### The exercise
Pictures aside, quote the whole listing exactly.

-*-*-

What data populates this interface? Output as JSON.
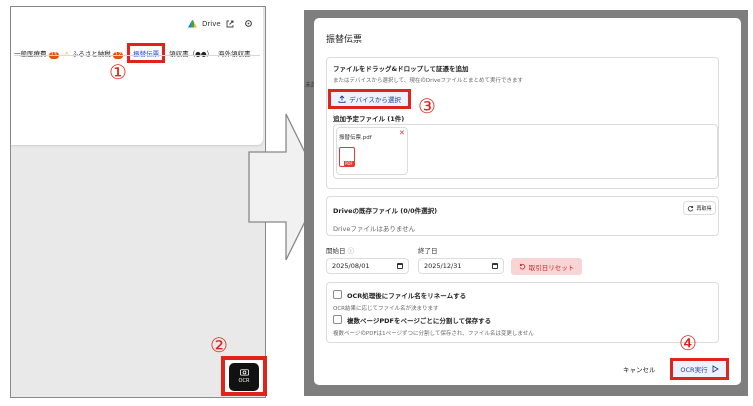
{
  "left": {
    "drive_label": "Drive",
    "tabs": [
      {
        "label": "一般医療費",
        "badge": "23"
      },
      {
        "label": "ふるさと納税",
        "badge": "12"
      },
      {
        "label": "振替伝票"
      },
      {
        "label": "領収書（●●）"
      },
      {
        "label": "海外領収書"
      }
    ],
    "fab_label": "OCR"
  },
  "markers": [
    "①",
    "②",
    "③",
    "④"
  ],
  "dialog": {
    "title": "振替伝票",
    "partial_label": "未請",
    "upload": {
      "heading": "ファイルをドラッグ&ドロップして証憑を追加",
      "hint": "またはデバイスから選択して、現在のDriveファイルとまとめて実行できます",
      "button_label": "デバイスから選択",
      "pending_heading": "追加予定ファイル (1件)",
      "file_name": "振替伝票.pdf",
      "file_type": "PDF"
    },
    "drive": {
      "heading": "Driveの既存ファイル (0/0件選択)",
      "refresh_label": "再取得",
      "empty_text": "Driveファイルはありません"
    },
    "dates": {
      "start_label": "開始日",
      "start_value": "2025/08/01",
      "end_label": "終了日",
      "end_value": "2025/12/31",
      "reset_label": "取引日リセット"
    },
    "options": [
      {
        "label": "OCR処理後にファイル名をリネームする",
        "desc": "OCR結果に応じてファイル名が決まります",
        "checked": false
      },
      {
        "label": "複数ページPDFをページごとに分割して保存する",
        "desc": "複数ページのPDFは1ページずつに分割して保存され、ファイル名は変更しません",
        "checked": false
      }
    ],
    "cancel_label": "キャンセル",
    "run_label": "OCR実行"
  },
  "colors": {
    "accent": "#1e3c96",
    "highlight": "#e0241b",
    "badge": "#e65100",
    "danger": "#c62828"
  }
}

-*-*-

### Answer below
What data populates this interface? Output as JSON.
{
  "left": {
    "drive_label": "Drive",
    "tabs": [
      {
        "label": "一般医療費",
        "badge": "23"
      },
      {
        "label": "ふるさと納税",
        "badge": "12"
      },
      {
        "label": "振替伝票"
      },
      {
        "label": "領収書（●●）"
      },
      {
        "label": "海外領収書"
      }
    ],
    "fab_label": "OCR"
  },
  "markers": [
    "①",
    "②",
    "③",
    "④"
  ],
  "dialog": {
    "title": "振替伝票",
    "partial_label": "未請",
    "upload": {
      "heading": "ファイルをドラッグ&ドロップして証憑を追加",
      "hint": "またはデバイスから選択して、現在のDriveファイルとまとめて実行できます",
      "button_label": "デバイスから選択",
      "pending_heading": "追加予定ファイル (1件)",
      "file_name": "振替伝票.pdf",
      "file_type": "PDF"
    },
    "drive": {
      "heading": "Driveの既存ファイル (0/0件選択)",
      "refresh_label": "再取得",
      "empty_text": "Driveファイルはありません"
    },
    "dates": {
      "start_label": "開始日",
      "start_value": "2025/08/01",
      "end_label": "終了日",
      "end_value": "2025/12/31",
      "reset_label": "取引日リセット"
    },
    "options": [
      {
        "label": "OCR処理後にファイル名をリネームする",
        "desc": "OCR結果に応じてファイル名が決まります",
        "checked": false
      },
      {
        "label": "複数ページPDFをページごとに分割して保存する",
        "desc": "複数ページのPDFは1ページずつに分割して保存され、ファイル名は変更しません",
        "checked": false
      }
    ],
    "cancel_label": "キャンセル",
    "run_label": "OCR実行"
  },
  "colors": {
    "accent": "#1e3c96",
    "highlight": "#e0241b",
    "badge": "#e65100",
    "danger": "#c62828"
  }
}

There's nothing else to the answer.